__WRITTEN REQUEST__
Scan the following material for the string "JSON" and copy each line in which it appears.

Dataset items
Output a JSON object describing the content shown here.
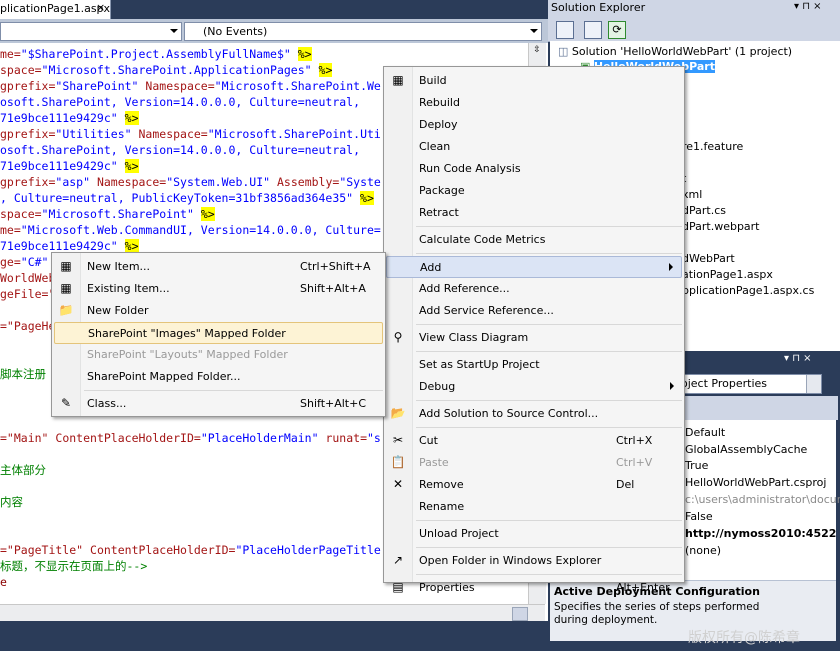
{
  "editor": {
    "tab_label": "plicationPage1.aspx",
    "tab_close": "×",
    "left_dropdown": "",
    "right_dropdown": "(No Events)",
    "lines": [
      [
        [
          "r",
          "me="
        ],
        [
          "b",
          "\"$SharePoint.Project.AssemblyFullName$\""
        ],
        [
          "k",
          " "
        ],
        [
          "hl",
          "%>"
        ]
      ],
      [
        [
          "r",
          "space="
        ],
        [
          "b",
          "\"Microsoft.SharePoint.ApplicationPages\""
        ],
        [
          "k",
          " "
        ],
        [
          "hl",
          "%>"
        ]
      ],
      [
        [
          "r",
          "gprefix="
        ],
        [
          "b",
          "\"SharePoint\""
        ],
        [
          "k",
          " "
        ],
        [
          "r",
          "Namespace="
        ],
        [
          "b",
          "\"Microsoft.SharePoint.We"
        ]
      ],
      [
        [
          "b",
          "osoft.SharePoint, Version=14.0.0.0, Culture=neutral,"
        ]
      ],
      [
        [
          "b",
          "71e9bce111e9429c\""
        ],
        [
          "k",
          " "
        ],
        [
          "hl",
          "%>"
        ]
      ],
      [
        [
          "r",
          "gprefix="
        ],
        [
          "b",
          "\"Utilities\""
        ],
        [
          "k",
          " "
        ],
        [
          "r",
          "Namespace="
        ],
        [
          "b",
          "\"Microsoft.SharePoint.Uti"
        ]
      ],
      [
        [
          "b",
          "osoft.SharePoint, Version=14.0.0.0, Culture=neutral,"
        ]
      ],
      [
        [
          "b",
          "71e9bce111e9429c\""
        ],
        [
          "k",
          " "
        ],
        [
          "hl",
          "%>"
        ]
      ],
      [
        [
          "r",
          "gprefix="
        ],
        [
          "b",
          "\"asp\""
        ],
        [
          "k",
          " "
        ],
        [
          "r",
          "Namespace="
        ],
        [
          "b",
          "\"System.Web.UI\""
        ],
        [
          "k",
          " "
        ],
        [
          "r",
          "Assembly="
        ],
        [
          "b",
          "\"Syste"
        ]
      ],
      [
        [
          "b",
          ", Culture=neutral, PublicKeyToken=31bf3856ad364e35\""
        ],
        [
          "k",
          " "
        ],
        [
          "hl",
          "%>"
        ]
      ],
      [
        [
          "r",
          "space="
        ],
        [
          "b",
          "\"Microsoft.SharePoint\""
        ],
        [
          "k",
          " "
        ],
        [
          "hl",
          "%>"
        ]
      ],
      [
        [
          "r",
          "me="
        ],
        [
          "b",
          "\"Microsoft.Web.CommandUI, Version=14.0.0.0, Culture="
        ]
      ],
      [
        [
          "b",
          "71e9bce111e9429c\""
        ],
        [
          "k",
          " "
        ],
        [
          "hl",
          "%>"
        ]
      ],
      [
        [
          "r",
          "ge="
        ],
        [
          "b",
          "\"C#\""
        ]
      ],
      [
        [
          "r",
          "WorldWeb"
        ]
      ],
      [
        [
          "r",
          "geFile=\""
        ]
      ],
      [
        [
          "k",
          ""
        ]
      ],
      [
        [
          "r",
          "=\"PageHe"
        ]
      ],
      [
        [
          "k",
          ""
        ]
      ],
      [
        [
          "k",
          ""
        ]
      ],
      [
        [
          "g",
          "脚本注册"
        ]
      ],
      [
        [
          "k",
          ""
        ]
      ],
      [
        [
          "k",
          ""
        ]
      ],
      [
        [
          "k",
          ""
        ]
      ],
      [
        [
          "r",
          "=\"Main\""
        ],
        [
          "k",
          " "
        ],
        [
          "r",
          "ContentPlaceHolderID="
        ],
        [
          "b",
          "\"PlaceHolderMain\""
        ],
        [
          "k",
          " "
        ],
        [
          "r",
          "runat="
        ],
        [
          "b",
          "\"s"
        ]
      ],
      [
        [
          "k",
          ""
        ]
      ],
      [
        [
          "g",
          "主体部分"
        ]
      ],
      [
        [
          "k",
          ""
        ]
      ],
      [
        [
          "g",
          "内容"
        ]
      ],
      [
        [
          "k",
          ""
        ]
      ],
      [
        [
          "k",
          ""
        ]
      ],
      [
        [
          "r",
          "=\"PageTitle\""
        ],
        [
          "k",
          " "
        ],
        [
          "r",
          "ContentPlaceHolderID="
        ],
        [
          "b",
          "\"PlaceHolderPageTitle"
        ]
      ],
      [
        [
          "g",
          "标题，不显示在页面上的-->"
        ]
      ],
      [
        [
          "m",
          "e"
        ]
      ]
    ]
  },
  "solution_explorer": {
    "title": "Solution Explorer",
    "pin": "▾ ⊓ ×",
    "tree": [
      {
        "label": "Solution 'HelloWorldWebPart' (1 project)",
        "indent": 0
      },
      {
        "label": "HelloWorldWebPart",
        "indent": 1,
        "selected": true
      },
      {
        "label": "re1.feature",
        "indent": 4
      },
      {
        "label": "t",
        "indent": 4
      },
      {
        "label": "xml",
        "indent": 4
      },
      {
        "label": "dPart.cs",
        "indent": 4
      },
      {
        "label": "dPart.webpart",
        "indent": 4
      },
      {
        "label": "dWebPart",
        "indent": 4
      },
      {
        "label": "ationPage1.aspx",
        "indent": 4
      },
      {
        "label": "pplicationPage1.aspx.cs",
        "indent": 4
      }
    ]
  },
  "properties": {
    "combo": "oject Properties",
    "title_buttons": "▾ ⊓ ×",
    "values": [
      "Default",
      "GlobalAssemblyCache",
      "True",
      "HelloWorldWebPart.csproj",
      "c:\\users\\administrator\\docum",
      "False",
      "http://nymoss2010:4522",
      "(none)"
    ],
    "desc_title": "Active Deployment Configuration",
    "desc_text": "Specifies the series of steps performed during deployment."
  },
  "project_menu": {
    "items": [
      {
        "label": "Build",
        "icon": "build-icon",
        "glyph": "▦"
      },
      {
        "label": "Rebuild"
      },
      {
        "label": "Deploy"
      },
      {
        "label": "Clean"
      },
      {
        "label": "Run Code Analysis"
      },
      {
        "label": "Package"
      },
      {
        "label": "Retract"
      },
      {
        "sep": true
      },
      {
        "label": "Calculate Code Metrics"
      },
      {
        "sep": true
      },
      {
        "label": "Add",
        "submenu": true,
        "highlight": true
      },
      {
        "label": "Add Reference..."
      },
      {
        "label": "Add Service Reference..."
      },
      {
        "sep": true
      },
      {
        "label": "View Class Diagram",
        "icon": "class-diagram-icon",
        "glyph": "⚲"
      },
      {
        "sep": true
      },
      {
        "label": "Set as StartUp Project"
      },
      {
        "label": "Debug",
        "submenu": true
      },
      {
        "sep": true
      },
      {
        "label": "Add Solution to Source Control...",
        "icon": "source-control-icon",
        "glyph": "📂"
      },
      {
        "sep": true
      },
      {
        "label": "Cut",
        "shortcut": "Ctrl+X",
        "icon": "cut-icon",
        "glyph": "✂"
      },
      {
        "label": "Paste",
        "shortcut": "Ctrl+V",
        "disabled": true,
        "icon": "paste-icon",
        "glyph": "📋"
      },
      {
        "label": "Remove",
        "shortcut": "Del",
        "icon": "remove-icon",
        "glyph": "✕"
      },
      {
        "label": "Rename"
      },
      {
        "sep": true
      },
      {
        "label": "Unload Project"
      },
      {
        "sep": true
      },
      {
        "label": "Open Folder in Windows Explorer",
        "icon": "open-folder-icon",
        "glyph": "↗"
      },
      {
        "sep": true
      },
      {
        "label": "Properties",
        "shortcut": "Alt+Enter",
        "icon": "properties-icon",
        "glyph": "▤"
      }
    ]
  },
  "add_menu": {
    "items": [
      {
        "label": "New Item...",
        "shortcut": "Ctrl+Shift+A",
        "icon": "new-item-icon",
        "glyph": "▦"
      },
      {
        "label": "Existing Item...",
        "shortcut": "Shift+Alt+A",
        "icon": "existing-item-icon",
        "glyph": "▦"
      },
      {
        "label": "New Folder",
        "icon": "new-folder-icon",
        "glyph": "📁"
      },
      {
        "label": "SharePoint \"Images\" Mapped Folder",
        "highlight": true
      },
      {
        "label": "SharePoint \"Layouts\" Mapped Folder",
        "disabled": true
      },
      {
        "label": "SharePoint Mapped Folder..."
      },
      {
        "sep": true
      },
      {
        "label": "Class...",
        "shortcut": "Shift+Alt+C",
        "icon": "class-icon",
        "glyph": "✎"
      }
    ]
  },
  "watermark": "版权所有@陈希章",
  "colors": {
    "menu_highlight": "#fdf3d5",
    "vs_frame": "#2b3c59",
    "code_highlight": "#ffff00"
  }
}
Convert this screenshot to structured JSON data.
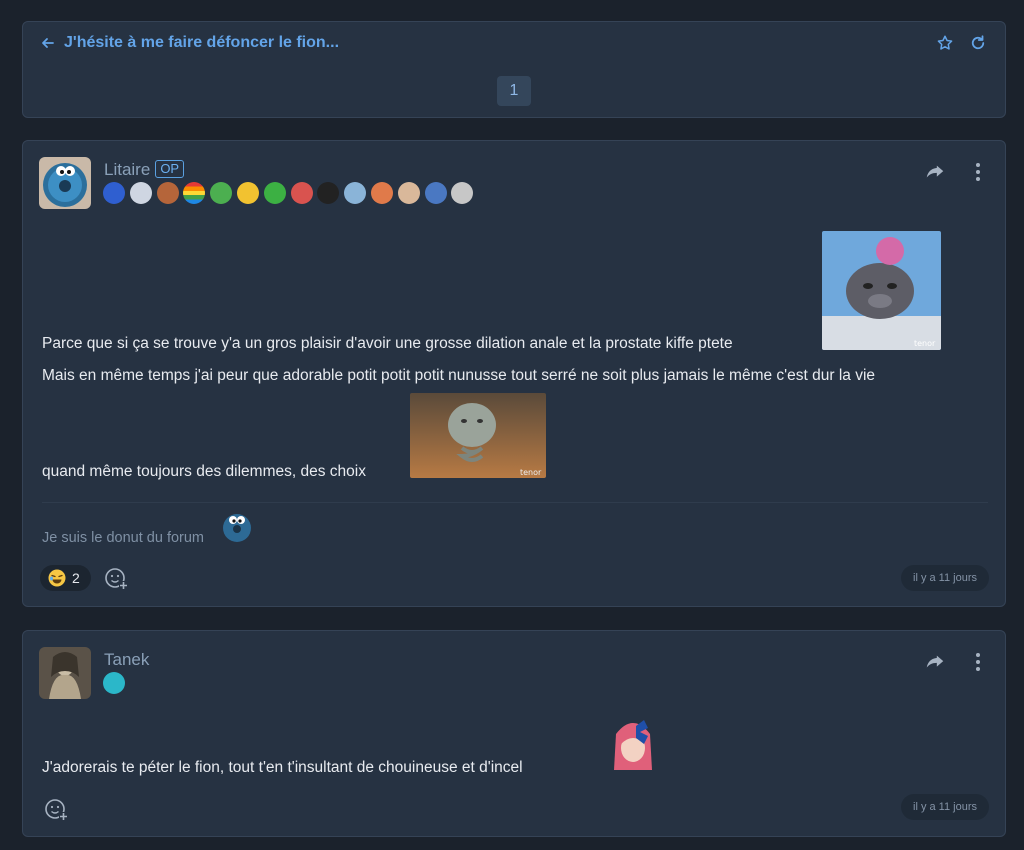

__FULL OUTPUT__
Output a JSON object describing the content shown here.
Convert this screenshot to structured JSON data.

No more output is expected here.